- [TO DO]: Do not include the pictures; repeat the rest of the data exactly.

*** GIVEN RECORDS ***

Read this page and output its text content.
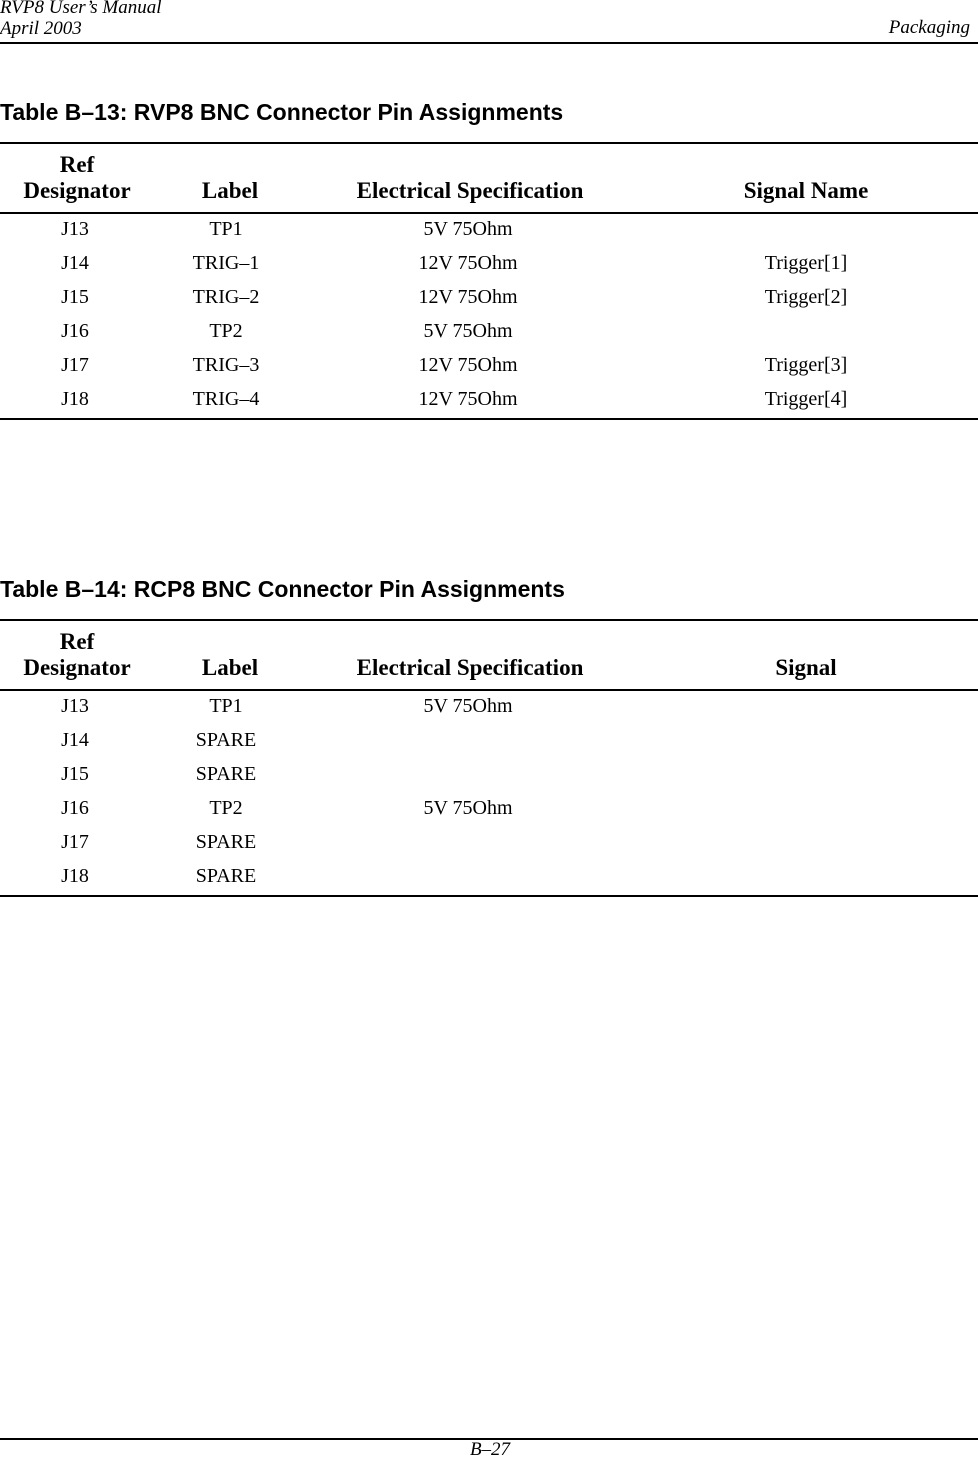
RVP8 User’s Manual
April 2003	Packaging
Table B–13: RVP8 BNC Connector Pin Assignments
Ref
Designator	Label	Electrical Specification	Signal Name
J13	TP1	5V 75Ohm
J14	TRIG–1	12V 75Ohm	Trigger[1]
J15	TRIG–2	12V 75Ohm	Trigger[2]
J16	TP2	5V 75Ohm
J17	TRIG–3	12V 75Ohm	Trigger[3]
J18	TRIG–4	12V 75Ohm	Trigger[4]
Table B–14: RCP8 BNC Connector Pin Assignments
Ref
Designator	Label	Electrical Specification	Signal
J13	TP1	5V 75Ohm
J14	SPARE
J15	SPARE
J16	TP2	5V 75Ohm
J17	SPARE
J18	SPARE
B–27
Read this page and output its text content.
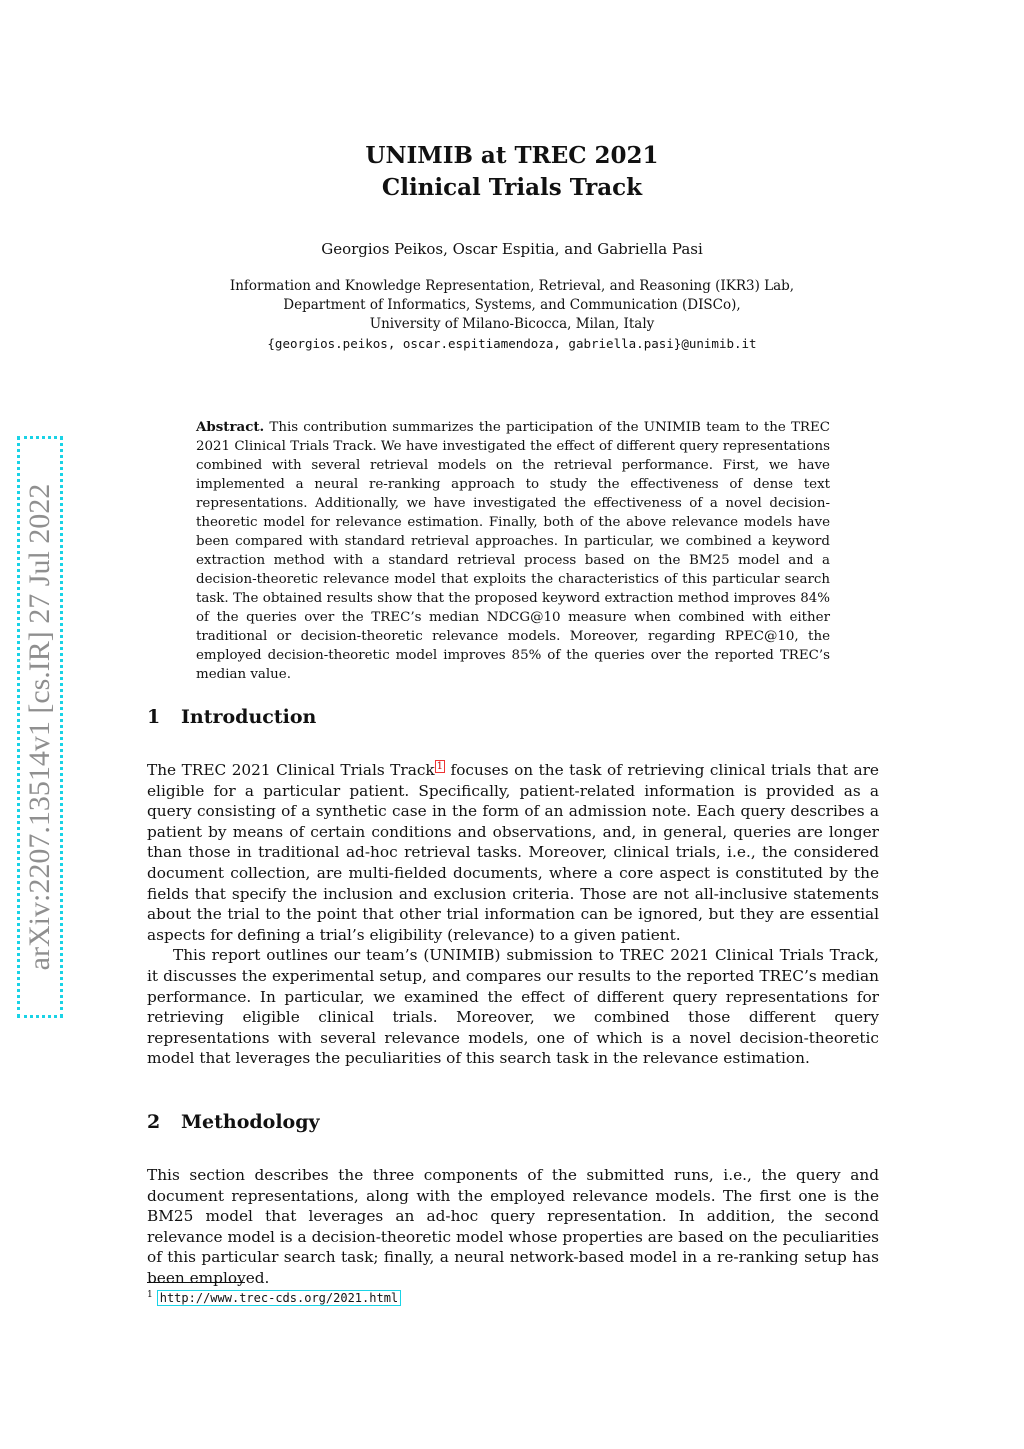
arXiv:2207.13514v1 [cs.IR] 27 Jul 2022
UNIMIB at TREC 2021
Clinical Trials Track
Georgios Peikos, Oscar Espitia, and Gabriella Pasi
Information and Knowledge Representation, Retrieval, and Reasoning (IKR3) Lab,
Department of Informatics, Systems, and Communication (DISCo),
University of Milano-Bicocca, Milan, Italy
{georgios.peikos, oscar.espitiamendoza, gabriella.pasi}@unimib.it
Abstract. This contribution summarizes the participation of the UNIMIB team to the TREC 2021 Clinical Trials Track. We have investigated the effect of different query representations combined with several retrieval models on the retrieval performance. First, we have implemented a neural re-ranking approach to study the effectiveness of dense text representations. Additionally, we have investigated the effectiveness of a novel decision-theoretic model for relevance estimation. Finally, both of the above relevance models have been compared with standard retrieval approaches. In particular, we combined a keyword extraction method with a standard retrieval process based on the BM25 model and a decision-theoretic relevance model that exploits the characteristics of this particular search task. The obtained results show that the proposed keyword extraction method improves 84% of the queries over the TREC’s median NDCG@10 measure when combined with either traditional or decision-theoretic relevance models. Moreover, regarding RPEC@10, the employed decision-theoretic model improves 85% of the queries over the reported TREC’s median value.
1 Introduction

The TREC 2021 Clinical Trials Track $^1$ focuses on the task of retrieving clinical trials that are eligible for a particular patient. Specifically, patient-related information is provided as a query consisting of a synthetic case in the form of an admission note. Each query describes a patient by means of certain conditions and observations, and, in general, queries are longer than those in traditional ad-hoc retrieval tasks. Moreover, clinical trials, i.e., the considered document collection, are multi-fielded documents, where a core aspect is constituted by the fields that specify the inclusion and exclusion criteria. Those are not all-inclusive statements about the trial to the point that other trial information can be ignored, but they are essential aspects for defining a trial’s eligibility (relevance) to a given patient.

This report outlines our team’s (UNIMIB) submission to TREC 2021 Clinical Trials Track, it discusses the experimental setup, and compares our results to the reported TREC’s median performance. In particular, we examined the effect of different query representations for retrieving eligible clinical trials. Moreover, we combined those different query representations with several relevance models, one of which is a novel decision-theoretic model that leverages the peculiarities of this search task in the relevance estimation.

2 Methodology

This section describes the three components of the submitted runs, i.e., the query and document representations, along with the employed relevance models. The first one is the BM25 model that leverages an ad-hoc query representation. In addition, the second relevance model is a decision-theoretic model whose properties are based on the peculiarities of this particular search task; finally, a neural network-based model in a re-ranking setup has been employed.

$^1$ http://www.trec-cds.org/2021.html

***

- [EXERCISE OUTPUT]:
Read this page and output its text content.
RVP8 User’s Manual
April 2003	Packaging
Table B–13: RVP8 BNC Connector Pin Assignments
Ref
Designator	Label	Electrical Specification	Signal Name
J13	TP1	5V 75Ohm
J14	TRIG–1	12V 75Ohm	Trigger[1]
J15	TRIG–2	12V 75Ohm	Trigger[2]
J16	TP2	5V 75Ohm
J17	TRIG–3	12V 75Ohm	Trigger[3]
J18	TRIG–4	12V 75Ohm	Trigger[4]
Table B–14: RCP8 BNC Connector Pin Assignments
Ref
Designator	Label	Electrical Specification	Signal
J13	TP1	5V 75Ohm
J14	SPARE
J15	SPARE
J16	TP2	5V 75Ohm
J17	SPARE
J18	SPARE
B–27
Read this page and output its text content.
arXiv:2207.13514v1 [cs.IR] 27 Jul 2022
UNIMIB at TREC 2021
Clinical Trials Track
Georgios Peikos, Oscar Espitia, and Gabriella Pasi
Information and Knowledge Representation, Retrieval, and Reasoning (IKR3) Lab,
Department of Informatics, Systems, and Communication (DISCo),
University of Milano-Bicocca, Milan, Italy
{georgios.peikos, oscar.espitiamendoza, gabriella.pasi}@unimib.it
Abstract. This contribution summarizes the participation of the UNIMIB team to the TREC 2021 Clinical Trials Track. We have investigated the effect of different query representations combined with several retrieval models on the retrieval performance. First, we have implemented a neural re-ranking approach to study the effectiveness of dense text representations. Additionally, we have investigated the effectiveness of a novel decision-theoretic model for relevance estimation. Finally, both of the above relevance models have been compared with standard retrieval approaches. In particular, we combined a keyword extraction method with a standard retrieval process based on the BM25 model and a decision-theoretic relevance model that exploits the characteristics of this particular search task. The obtained results show that the proposed keyword extraction method improves 84% of the queries over the TREC’s median NDCG@10 measure when combined with either traditional or decision-theoretic relevance models. Moreover, regarding RPEC@10, the employed decision-theoretic model improves 85% of the queries over the reported TREC’s median value.
1 Introduction

The TREC 2021 Clinical Trials Track $^1$ focuses on the task of retrieving clinical trials that are eligible for a particular patient. Specifically, patient-related information is provided as a query consisting of a synthetic case in the form of an admission note. Each query describes a patient by means of certain conditions and observations, and, in general, queries are longer than those in traditional ad-hoc retrieval tasks. Moreover, clinical trials, i.e., the considered document collection, are multi-fielded documents, where a core aspect is constituted by the fields that specify the inclusion and exclusion criteria. Those are not all-inclusive statements about the trial to the point that other trial information can be ignored, but they are essential aspects for defining a trial’s eligibility (relevance) to a given patient.

This report outlines our team’s (UNIMIB) submission to TREC 2021 Clinical Trials Track, it discusses the experimental setup, and compares our results to the reported TREC’s median performance. In particular, we examined the effect of different query representations for retrieving eligible clinical trials. Moreover, we combined those different query representations with several relevance models, one of which is a novel decision-theoretic model that leverages the peculiarities of this search task in the relevance estimation.

2 Methodology

This section describes the three components of the submitted runs, i.e., the query and document representations, along with the employed relevance models. The first one is the BM25 model that leverages an ad-hoc query representation. In addition, the second relevance model is a decision-theoretic model whose properties are based on the peculiarities of this particular search task; finally, a neural network-based model in a re-ranking setup has been employed.

$^1$ http://www.trec-cds.org/2021.html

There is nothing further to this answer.